The records:
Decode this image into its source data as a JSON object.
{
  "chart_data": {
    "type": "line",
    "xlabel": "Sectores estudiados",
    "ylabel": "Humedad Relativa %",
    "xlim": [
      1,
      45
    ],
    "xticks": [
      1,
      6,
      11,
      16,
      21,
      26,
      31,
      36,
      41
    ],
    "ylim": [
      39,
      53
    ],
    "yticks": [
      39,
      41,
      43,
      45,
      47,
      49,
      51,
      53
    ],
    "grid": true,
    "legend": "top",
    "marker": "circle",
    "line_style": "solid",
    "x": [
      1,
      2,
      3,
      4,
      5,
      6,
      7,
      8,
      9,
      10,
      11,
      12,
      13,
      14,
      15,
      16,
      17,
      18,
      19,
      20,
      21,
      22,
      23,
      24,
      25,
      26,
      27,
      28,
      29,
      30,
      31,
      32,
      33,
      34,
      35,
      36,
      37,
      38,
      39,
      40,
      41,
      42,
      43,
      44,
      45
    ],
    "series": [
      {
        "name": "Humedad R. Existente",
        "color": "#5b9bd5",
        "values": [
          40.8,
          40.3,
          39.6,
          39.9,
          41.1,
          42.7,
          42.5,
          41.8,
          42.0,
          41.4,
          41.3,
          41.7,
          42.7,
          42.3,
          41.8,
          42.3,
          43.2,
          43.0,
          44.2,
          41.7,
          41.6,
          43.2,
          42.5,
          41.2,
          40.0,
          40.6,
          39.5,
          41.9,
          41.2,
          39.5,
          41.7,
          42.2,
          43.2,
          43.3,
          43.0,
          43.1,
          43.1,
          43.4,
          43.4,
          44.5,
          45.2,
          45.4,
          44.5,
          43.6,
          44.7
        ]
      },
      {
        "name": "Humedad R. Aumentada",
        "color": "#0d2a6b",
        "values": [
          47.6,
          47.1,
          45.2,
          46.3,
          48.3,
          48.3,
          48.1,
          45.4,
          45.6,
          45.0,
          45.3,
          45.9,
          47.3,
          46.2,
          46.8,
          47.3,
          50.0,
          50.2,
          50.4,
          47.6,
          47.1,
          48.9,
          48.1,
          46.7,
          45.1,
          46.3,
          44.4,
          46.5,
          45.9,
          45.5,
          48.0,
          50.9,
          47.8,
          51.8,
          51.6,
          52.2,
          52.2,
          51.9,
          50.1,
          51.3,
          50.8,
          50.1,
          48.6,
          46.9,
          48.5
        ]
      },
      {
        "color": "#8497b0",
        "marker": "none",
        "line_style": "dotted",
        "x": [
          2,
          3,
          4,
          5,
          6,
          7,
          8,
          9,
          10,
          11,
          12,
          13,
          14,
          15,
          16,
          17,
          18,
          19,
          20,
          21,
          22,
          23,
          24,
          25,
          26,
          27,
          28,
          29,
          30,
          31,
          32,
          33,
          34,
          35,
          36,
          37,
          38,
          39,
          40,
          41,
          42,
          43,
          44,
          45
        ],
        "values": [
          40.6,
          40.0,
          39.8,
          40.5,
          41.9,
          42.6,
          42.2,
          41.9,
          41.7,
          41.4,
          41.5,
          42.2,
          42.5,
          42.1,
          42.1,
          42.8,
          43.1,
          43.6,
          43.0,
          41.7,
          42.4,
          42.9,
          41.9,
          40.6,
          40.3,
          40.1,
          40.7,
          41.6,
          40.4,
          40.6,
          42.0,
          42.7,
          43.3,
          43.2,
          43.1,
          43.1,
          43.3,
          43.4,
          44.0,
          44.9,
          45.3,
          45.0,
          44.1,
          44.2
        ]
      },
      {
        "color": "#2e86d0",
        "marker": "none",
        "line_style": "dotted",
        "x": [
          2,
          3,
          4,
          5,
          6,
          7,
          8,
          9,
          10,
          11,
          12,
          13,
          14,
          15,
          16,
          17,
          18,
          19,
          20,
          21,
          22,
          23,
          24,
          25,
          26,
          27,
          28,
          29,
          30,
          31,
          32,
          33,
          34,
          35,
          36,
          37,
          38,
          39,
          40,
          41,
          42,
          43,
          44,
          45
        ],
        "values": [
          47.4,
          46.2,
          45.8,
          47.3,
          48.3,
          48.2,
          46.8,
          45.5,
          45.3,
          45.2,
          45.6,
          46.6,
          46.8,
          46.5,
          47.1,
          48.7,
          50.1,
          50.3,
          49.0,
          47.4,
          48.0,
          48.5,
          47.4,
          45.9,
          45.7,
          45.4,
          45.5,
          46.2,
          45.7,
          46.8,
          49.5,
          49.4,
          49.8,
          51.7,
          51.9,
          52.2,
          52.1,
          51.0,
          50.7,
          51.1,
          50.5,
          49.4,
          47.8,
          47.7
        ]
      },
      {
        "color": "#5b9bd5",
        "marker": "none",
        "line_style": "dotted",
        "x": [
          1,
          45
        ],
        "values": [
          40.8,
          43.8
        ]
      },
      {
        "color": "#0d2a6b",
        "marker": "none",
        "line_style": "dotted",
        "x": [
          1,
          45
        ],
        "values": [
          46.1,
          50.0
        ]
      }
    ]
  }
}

What this task involves:
Please output every record, keeping each line exact.

Expected answer:
Decode this image into its source data as a JSON object.
{
  "chart_data": {
    "type": "line",
    "xlabel": "Sectores estudiados",
    "ylabel": "Humedad Relativa %",
    "xlim": [
      1,
      45
    ],
    "xticks": [
      1,
      6,
      11,
      16,
      21,
      26,
      31,
      36,
      41
    ],
    "ylim": [
      39,
      53
    ],
    "yticks": [
      39,
      41,
      43,
      45,
      47,
      49,
      51,
      53
    ],
    "grid": true,
    "legend": "top",
    "marker": "circle",
    "line_style": "solid",
    "x": [
      1,
      2,
      3,
      4,
      5,
      6,
      7,
      8,
      9,
      10,
      11,
      12,
      13,
      14,
      15,
      16,
      17,
      18,
      19,
      20,
      21,
      22,
      23,
      24,
      25,
      26,
      27,
      28,
      29,
      30,
      31,
      32,
      33,
      34,
      35,
      36,
      37,
      38,
      39,
      40,
      41,
      42,
      43,
      44,
      45
    ],
    "series": [
      {
        "name": "Humedad R. Existente",
        "color": "#5b9bd5",
        "values": [
          40.8,
          40.3,
          39.6,
          39.9,
          41.1,
          42.7,
          42.5,
          41.8,
          42.0,
          41.4,
          41.3,
          41.7,
          42.7,
          42.3,
          41.8,
          42.3,
          43.2,
          43.0,
          44.2,
          41.7,
          41.6,
          43.2,
          42.5,
          41.2,
          40.0,
          40.6,
          39.5,
          41.9,
          41.2,
          39.5,
          41.7,
          42.2,
          43.2,
          43.3,
          43.0,
          43.1,
          43.1,
          43.4,
          43.4,
          44.5,
          45.2,
          45.4,
          44.5,
          43.6,
          44.7
        ]
      },
      {
        "name": "Humedad R. Aumentada",
        "color": "#0d2a6b",
        "values": [
          47.6,
          47.1,
          45.2,
          46.3,
          48.3,
          48.3,
          48.1,
          45.4,
          45.6,
          45.0,
          45.3,
          45.9,
          47.3,
          46.2,
          46.8,
          47.3,
          50.0,
          50.2,
          50.4,
          47.6,
          47.1,
          48.9,
          48.1,
          46.7,
          45.1,
          46.3,
          44.4,
          46.5,
          45.9,
          45.5,
          48.0,
          50.9,
          47.8,
          51.8,
          51.6,
          52.2,
          52.2,
          51.9,
          50.1,
          51.3,
          50.8,
          50.1,
          48.6,
          46.9,
          48.5
        ]
      },
      {
        "color": "#8497b0",
        "marker": "none",
        "line_style": "dotted",
        "x": [
          2,
          3,
          4,
          5,
          6,
          7,
          8,
          9,
          10,
          11,
          12,
          13,
          14,
          15,
          16,
          17,
          18,
          19,
          20,
          21,
          22,
          23,
          24,
          25,
          26,
          27,
          28,
          29,
          30,
          31,
          32,
          33,
          34,
          35,
          36,
          37,
          38,
          39,
          40,
          41,
          42,
          43,
          44,
          45
        ],
        "values": [
          40.6,
          40.0,
          39.8,
          40.5,
          41.9,
          42.6,
          42.2,
          41.9,
          41.7,
          41.4,
          41.5,
          42.2,
          42.5,
          42.1,
          42.1,
          42.8,
          43.1,
          43.6,
          43.0,
          41.7,
          42.4,
          42.9,
          41.9,
          40.6,
          40.3,
          40.1,
          40.7,
          41.6,
          40.4,
          40.6,
          42.0,
          42.7,
          43.3,
          43.2,
          43.1,
          43.1,
          43.3,
          43.4,
          44.0,
          44.9,
          45.3,
          45.0,
          44.1,
          44.2
        ]
      },
      {
        "color": "#2e86d0",
        "marker": "none",
        "line_style": "dotted",
        "x": [
          2,
          3,
          4,
          5,
          6,
          7,
          8,
          9,
          10,
          11,
          12,
          13,
          14,
          15,
          16,
          17,
          18,
          19,
          20,
          21,
          22,
          23,
          24,
          25,
          26,
          27,
          28,
          29,
          30,
          31,
          32,
          33,
          34,
          35,
          36,
          37,
          38,
          39,
          40,
          41,
          42,
          43,
          44,
          45
        ],
        "values": [
          47.4,
          46.2,
          45.8,
          47.3,
          48.3,
          48.2,
          46.8,
          45.5,
          45.3,
          45.2,
          45.6,
          46.6,
          46.8,
          46.5,
          47.1,
          48.7,
          50.1,
          50.3,
          49.0,
          47.4,
          48.0,
          48.5,
          47.4,
          45.9,
          45.7,
          45.4,
          45.5,
          46.2,
          45.7,
          46.8,
          49.5,
          49.4,
          49.8,
          51.7,
          51.9,
          52.2,
          52.1,
          51.0,
          50.7,
          51.1,
          50.5,
          49.4,
          47.8,
          47.7
        ]
      },
      {
        "color": "#5b9bd5",
        "marker": "none",
        "line_style": "dotted",
        "x": [
          1,
          45
        ],
        "values": [
          40.8,
          43.8
        ]
      },
      {
        "color": "#0d2a6b",
        "marker": "none",
        "line_style": "dotted",
        "x": [
          1,
          45
        ],
        "values": [
          46.1,
          50.0
        ]
      }
    ]
  }
}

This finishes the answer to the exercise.